In the interview excerpt below, reproduce word for word everything from "MB: From what" down to "the official account.".

>> Start SOURCE DOCUMENT

But one of the effects of the calling of the election was to dampen the coverage of our story because RTE got worried they were now covered by restrictions which apply during an election period – so they didn’t even mention the Mail story and Bertie’s extraordinary finances that day and secondly, in the course of the Independent interview he attacked the tribunal for suggesting that it might have an open public hearing for the first opening statement in relation to this issue on the day after the election was called. As it turned out, the tribunal cancelled its proposed opening statement which would have included a lot of material that was in the article we published which made it even more of public interest that that article was published – otherwise people would not have had any idea. We did two other stories during the election which tended to dominate the election campaign in the early weeks and obviously we know what the result was afterwards. The main newspaper group which controls 80% of the print media decided not to put the material in the public domain even though we know, and they have subsequently admitted, that they had it. That’s the sequence of events.

“Not only is it that other organs are not publishing these stories, even though they are in the public interest, but they are attacking people who are publishing these stories and they are making the messengers ‘the problem’.”


MB: From what we can make out there doesn’t seem to be another serious investigative journalist in Ireland – at least no other journalist that is functioning the same way you do, for instance picking up on stories like this one [Ahern’s finances] and the Corrib Gas issue and searching for information behind the official account.

>> End SOURCE DOCUMENT
>> Start RECORD SET

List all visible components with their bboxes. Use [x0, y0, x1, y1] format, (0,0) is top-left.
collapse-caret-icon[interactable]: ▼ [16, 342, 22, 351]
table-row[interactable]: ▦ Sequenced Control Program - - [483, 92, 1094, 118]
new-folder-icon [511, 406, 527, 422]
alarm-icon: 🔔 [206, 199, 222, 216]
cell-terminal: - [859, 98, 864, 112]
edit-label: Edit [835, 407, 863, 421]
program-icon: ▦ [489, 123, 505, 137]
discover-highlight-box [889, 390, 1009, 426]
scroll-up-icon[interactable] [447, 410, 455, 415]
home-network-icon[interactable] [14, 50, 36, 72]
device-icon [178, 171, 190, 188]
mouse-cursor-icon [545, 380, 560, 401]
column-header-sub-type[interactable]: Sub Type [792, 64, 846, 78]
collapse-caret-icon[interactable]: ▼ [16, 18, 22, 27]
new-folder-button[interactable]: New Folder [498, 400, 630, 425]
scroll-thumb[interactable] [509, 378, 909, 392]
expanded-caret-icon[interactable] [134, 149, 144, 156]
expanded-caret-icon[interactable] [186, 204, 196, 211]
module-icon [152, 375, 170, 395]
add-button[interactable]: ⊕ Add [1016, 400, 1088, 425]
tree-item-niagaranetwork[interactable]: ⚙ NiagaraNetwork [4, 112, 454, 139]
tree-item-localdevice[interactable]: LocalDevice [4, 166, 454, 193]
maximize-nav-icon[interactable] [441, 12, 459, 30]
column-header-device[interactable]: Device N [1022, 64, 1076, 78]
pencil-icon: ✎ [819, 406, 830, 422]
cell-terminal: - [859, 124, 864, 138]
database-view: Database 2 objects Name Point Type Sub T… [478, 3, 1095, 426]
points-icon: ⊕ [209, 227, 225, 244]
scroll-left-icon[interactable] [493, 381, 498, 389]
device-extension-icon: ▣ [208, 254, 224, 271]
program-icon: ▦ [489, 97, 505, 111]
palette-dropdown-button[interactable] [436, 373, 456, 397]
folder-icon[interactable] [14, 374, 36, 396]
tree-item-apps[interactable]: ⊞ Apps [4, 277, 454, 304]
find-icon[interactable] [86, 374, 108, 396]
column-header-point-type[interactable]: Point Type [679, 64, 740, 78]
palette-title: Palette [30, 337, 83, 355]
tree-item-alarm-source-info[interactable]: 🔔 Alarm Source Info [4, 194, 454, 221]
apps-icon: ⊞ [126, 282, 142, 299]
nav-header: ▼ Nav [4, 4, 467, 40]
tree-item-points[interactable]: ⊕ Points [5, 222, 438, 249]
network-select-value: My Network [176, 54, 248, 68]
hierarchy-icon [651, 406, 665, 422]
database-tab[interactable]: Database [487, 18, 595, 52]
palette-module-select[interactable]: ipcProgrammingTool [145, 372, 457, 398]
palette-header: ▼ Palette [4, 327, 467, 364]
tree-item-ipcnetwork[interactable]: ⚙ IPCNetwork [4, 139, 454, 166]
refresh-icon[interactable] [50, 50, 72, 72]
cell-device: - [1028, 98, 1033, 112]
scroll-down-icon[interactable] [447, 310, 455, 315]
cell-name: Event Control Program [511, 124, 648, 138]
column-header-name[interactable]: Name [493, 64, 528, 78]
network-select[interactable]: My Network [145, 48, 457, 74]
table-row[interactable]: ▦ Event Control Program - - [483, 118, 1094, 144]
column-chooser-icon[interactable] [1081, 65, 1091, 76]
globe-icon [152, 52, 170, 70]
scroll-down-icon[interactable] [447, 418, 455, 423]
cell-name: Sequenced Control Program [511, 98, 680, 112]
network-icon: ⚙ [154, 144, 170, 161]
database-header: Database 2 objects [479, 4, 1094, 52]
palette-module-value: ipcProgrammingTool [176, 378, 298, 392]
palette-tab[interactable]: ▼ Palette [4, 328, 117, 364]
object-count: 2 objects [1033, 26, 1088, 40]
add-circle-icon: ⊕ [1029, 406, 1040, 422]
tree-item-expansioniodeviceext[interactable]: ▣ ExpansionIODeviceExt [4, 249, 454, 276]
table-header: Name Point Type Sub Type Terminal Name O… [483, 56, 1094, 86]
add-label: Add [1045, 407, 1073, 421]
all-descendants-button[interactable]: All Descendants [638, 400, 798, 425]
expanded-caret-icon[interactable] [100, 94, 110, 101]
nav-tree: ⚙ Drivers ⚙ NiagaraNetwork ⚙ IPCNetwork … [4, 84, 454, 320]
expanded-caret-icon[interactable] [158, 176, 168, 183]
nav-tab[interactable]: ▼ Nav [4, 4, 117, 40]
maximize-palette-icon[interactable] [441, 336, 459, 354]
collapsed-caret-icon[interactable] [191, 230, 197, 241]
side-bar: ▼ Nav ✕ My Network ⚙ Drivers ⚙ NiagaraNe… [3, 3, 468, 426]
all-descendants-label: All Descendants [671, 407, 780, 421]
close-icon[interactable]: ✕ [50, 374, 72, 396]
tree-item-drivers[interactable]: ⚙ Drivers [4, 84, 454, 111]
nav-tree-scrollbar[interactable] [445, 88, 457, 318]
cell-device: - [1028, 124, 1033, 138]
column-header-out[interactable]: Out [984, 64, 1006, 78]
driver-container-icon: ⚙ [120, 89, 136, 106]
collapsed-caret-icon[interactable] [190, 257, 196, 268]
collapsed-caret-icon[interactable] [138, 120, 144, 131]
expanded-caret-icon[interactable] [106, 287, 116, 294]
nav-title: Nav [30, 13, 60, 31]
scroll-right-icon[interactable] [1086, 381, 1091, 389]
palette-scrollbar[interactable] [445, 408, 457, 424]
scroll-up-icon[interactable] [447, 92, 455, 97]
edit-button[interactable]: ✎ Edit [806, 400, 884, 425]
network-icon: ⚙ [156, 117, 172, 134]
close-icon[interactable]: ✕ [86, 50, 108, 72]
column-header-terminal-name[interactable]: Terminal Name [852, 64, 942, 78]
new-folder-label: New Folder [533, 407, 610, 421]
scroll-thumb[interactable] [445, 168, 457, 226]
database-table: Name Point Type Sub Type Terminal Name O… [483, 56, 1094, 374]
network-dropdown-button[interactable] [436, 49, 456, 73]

>> End RECORD SET

> _RESPONSE FOR THIS EXERCISE_:
MB: From what we can make out there doesn’t seem to be another serious investigative journalist in Ireland – at least no other journalist that is functioning the same way you do, for instance picking up on stories like this one [Ahern’s finances] and the Corrib Gas issue and searching for information behind the official account.